Wherever "this" appears in a line, copy that line.
--- INFORMATION SUPPLIED ---
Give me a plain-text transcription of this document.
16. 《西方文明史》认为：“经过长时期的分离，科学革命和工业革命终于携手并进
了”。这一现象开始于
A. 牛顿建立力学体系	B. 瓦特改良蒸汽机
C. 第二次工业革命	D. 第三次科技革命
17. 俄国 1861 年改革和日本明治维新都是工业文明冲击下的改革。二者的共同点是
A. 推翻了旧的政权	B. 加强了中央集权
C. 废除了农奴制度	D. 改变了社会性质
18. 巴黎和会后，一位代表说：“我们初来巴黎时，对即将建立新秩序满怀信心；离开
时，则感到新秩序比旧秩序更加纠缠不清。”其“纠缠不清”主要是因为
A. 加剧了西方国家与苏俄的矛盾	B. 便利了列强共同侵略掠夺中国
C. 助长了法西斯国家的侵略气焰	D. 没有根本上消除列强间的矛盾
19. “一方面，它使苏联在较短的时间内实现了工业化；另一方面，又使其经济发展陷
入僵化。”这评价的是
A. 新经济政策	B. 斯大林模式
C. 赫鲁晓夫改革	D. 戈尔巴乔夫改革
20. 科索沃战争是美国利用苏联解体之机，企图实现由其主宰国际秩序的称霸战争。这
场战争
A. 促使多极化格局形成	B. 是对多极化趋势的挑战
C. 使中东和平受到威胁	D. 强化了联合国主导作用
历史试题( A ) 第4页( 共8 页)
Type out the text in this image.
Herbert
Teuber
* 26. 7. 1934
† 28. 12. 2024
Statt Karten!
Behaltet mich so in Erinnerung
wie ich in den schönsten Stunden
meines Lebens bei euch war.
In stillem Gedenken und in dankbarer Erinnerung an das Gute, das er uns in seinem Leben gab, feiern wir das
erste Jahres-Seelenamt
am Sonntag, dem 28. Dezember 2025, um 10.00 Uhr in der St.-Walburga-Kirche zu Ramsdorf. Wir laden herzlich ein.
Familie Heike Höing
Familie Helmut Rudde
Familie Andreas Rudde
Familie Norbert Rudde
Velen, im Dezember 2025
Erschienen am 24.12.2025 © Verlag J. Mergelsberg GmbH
---
▶ _ANSWER TO THE EXERCISE_
Give me a plain-text transcription of this document.
Type out the text in this image.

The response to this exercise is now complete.